Records from a data source:
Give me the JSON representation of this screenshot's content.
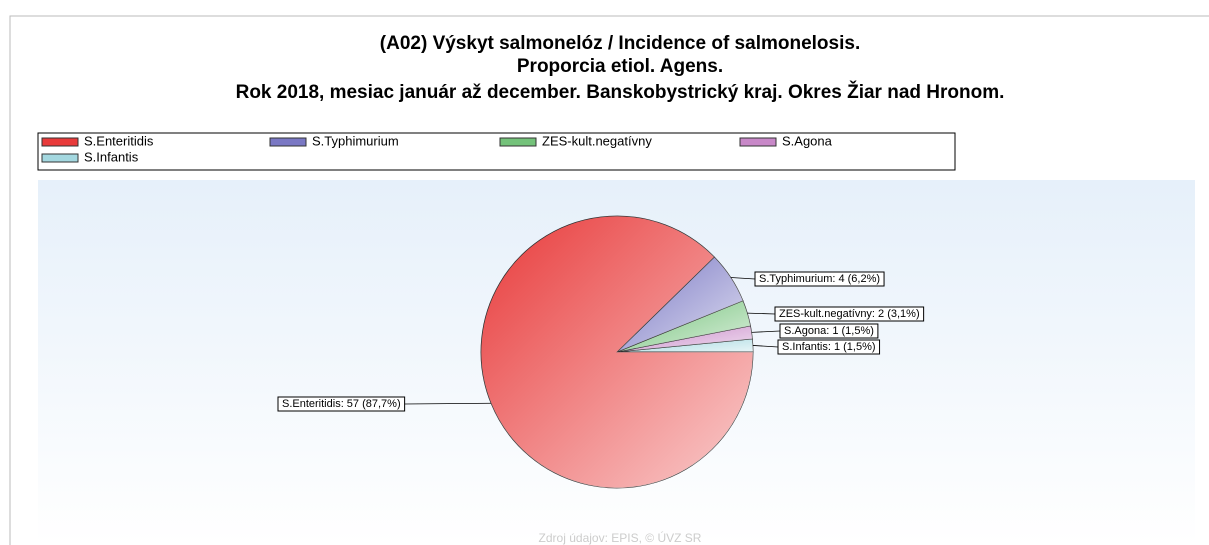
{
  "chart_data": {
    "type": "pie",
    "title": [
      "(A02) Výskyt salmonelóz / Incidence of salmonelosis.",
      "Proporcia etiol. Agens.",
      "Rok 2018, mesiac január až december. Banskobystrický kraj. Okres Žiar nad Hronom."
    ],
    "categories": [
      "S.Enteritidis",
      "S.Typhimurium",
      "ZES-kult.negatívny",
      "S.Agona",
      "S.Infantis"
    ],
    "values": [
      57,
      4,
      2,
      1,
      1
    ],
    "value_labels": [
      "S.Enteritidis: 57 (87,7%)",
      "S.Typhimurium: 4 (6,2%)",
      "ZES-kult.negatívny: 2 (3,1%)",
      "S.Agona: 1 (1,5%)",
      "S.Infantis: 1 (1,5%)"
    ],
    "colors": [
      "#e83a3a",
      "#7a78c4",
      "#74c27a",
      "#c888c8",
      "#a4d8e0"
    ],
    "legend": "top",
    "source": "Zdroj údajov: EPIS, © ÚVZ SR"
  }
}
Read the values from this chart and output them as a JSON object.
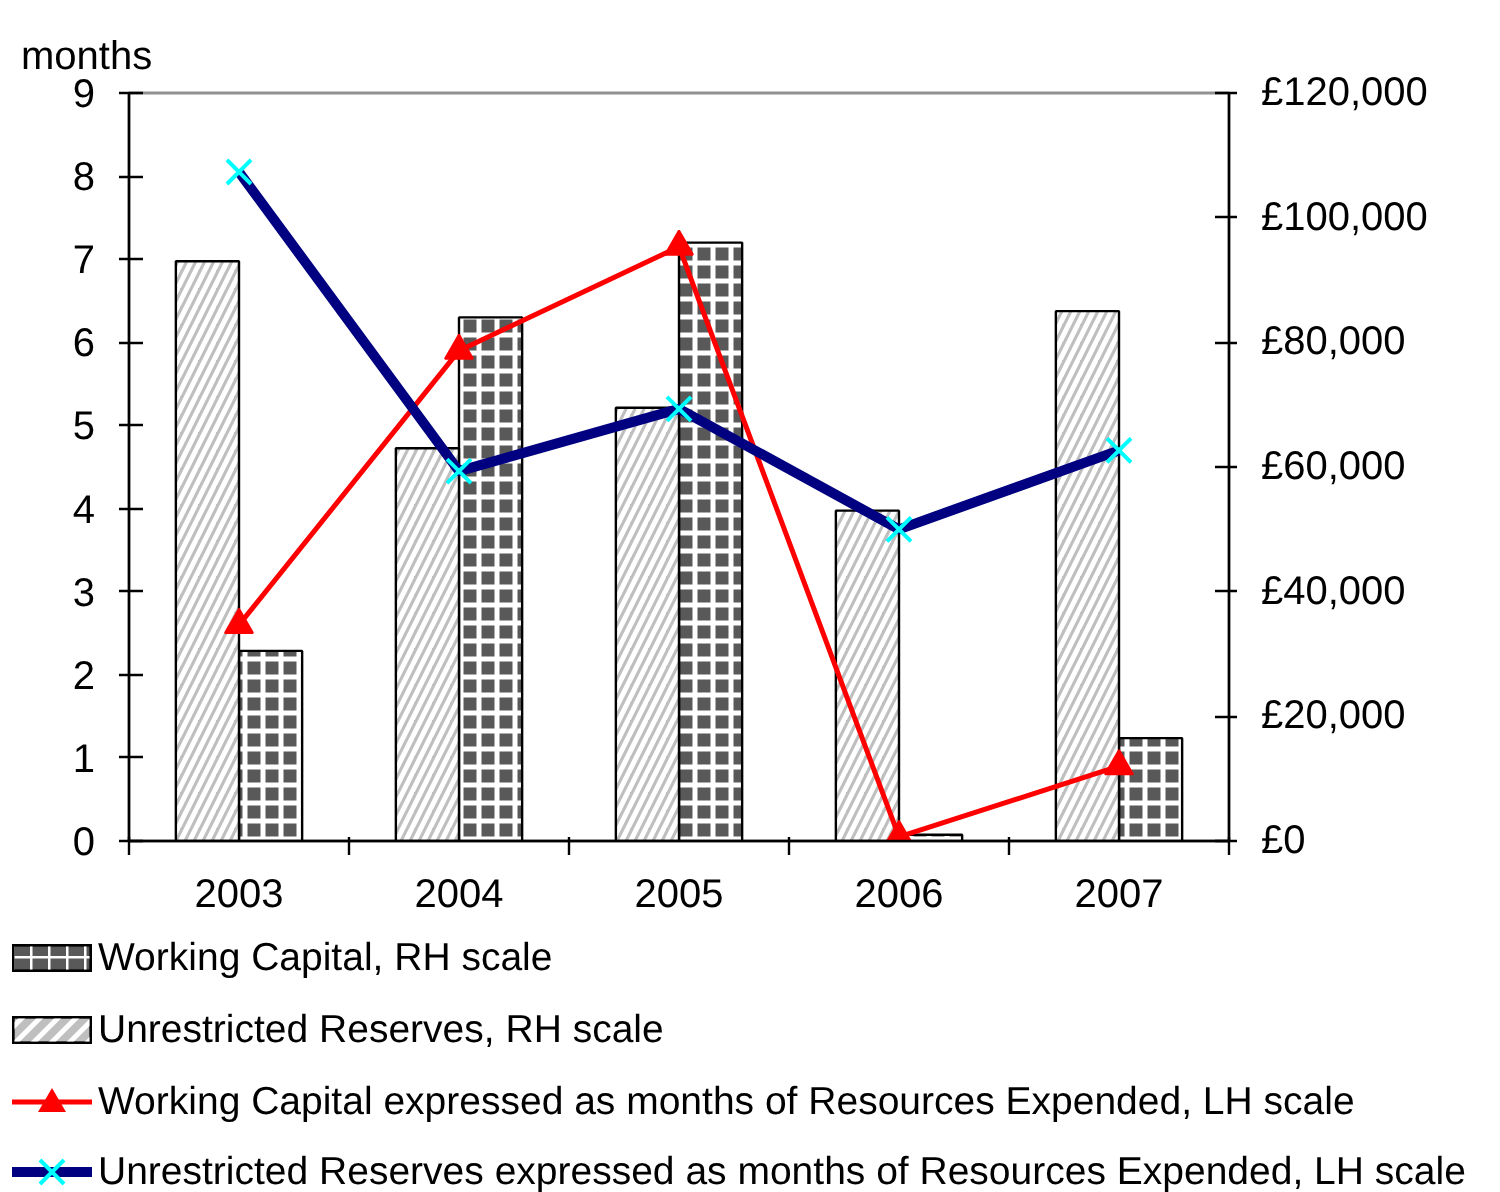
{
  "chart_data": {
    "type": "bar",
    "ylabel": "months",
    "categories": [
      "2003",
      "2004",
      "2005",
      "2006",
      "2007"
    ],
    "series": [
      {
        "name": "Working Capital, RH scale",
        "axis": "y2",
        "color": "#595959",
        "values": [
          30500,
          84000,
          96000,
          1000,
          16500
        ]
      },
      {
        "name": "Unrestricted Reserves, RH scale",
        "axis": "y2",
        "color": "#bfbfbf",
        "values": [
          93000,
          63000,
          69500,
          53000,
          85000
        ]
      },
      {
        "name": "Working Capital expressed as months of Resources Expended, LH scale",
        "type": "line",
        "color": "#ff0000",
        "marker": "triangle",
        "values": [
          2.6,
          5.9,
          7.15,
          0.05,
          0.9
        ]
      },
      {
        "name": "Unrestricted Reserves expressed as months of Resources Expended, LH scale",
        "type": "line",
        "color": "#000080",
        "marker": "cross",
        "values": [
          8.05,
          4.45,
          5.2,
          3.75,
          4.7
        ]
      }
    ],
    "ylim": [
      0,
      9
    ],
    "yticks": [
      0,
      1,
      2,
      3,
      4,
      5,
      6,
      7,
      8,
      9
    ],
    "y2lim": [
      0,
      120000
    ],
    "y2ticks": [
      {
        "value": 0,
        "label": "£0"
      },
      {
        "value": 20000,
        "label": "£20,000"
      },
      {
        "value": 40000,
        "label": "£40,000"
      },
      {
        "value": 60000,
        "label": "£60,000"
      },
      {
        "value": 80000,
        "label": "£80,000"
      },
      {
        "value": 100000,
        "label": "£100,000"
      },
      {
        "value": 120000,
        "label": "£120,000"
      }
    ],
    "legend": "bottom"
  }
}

WHAT IS REQUIRED: Look through the entries and work out how many lines have the word "Unrestricted" in them; reply with that number only.

TASK RESPONSE: 2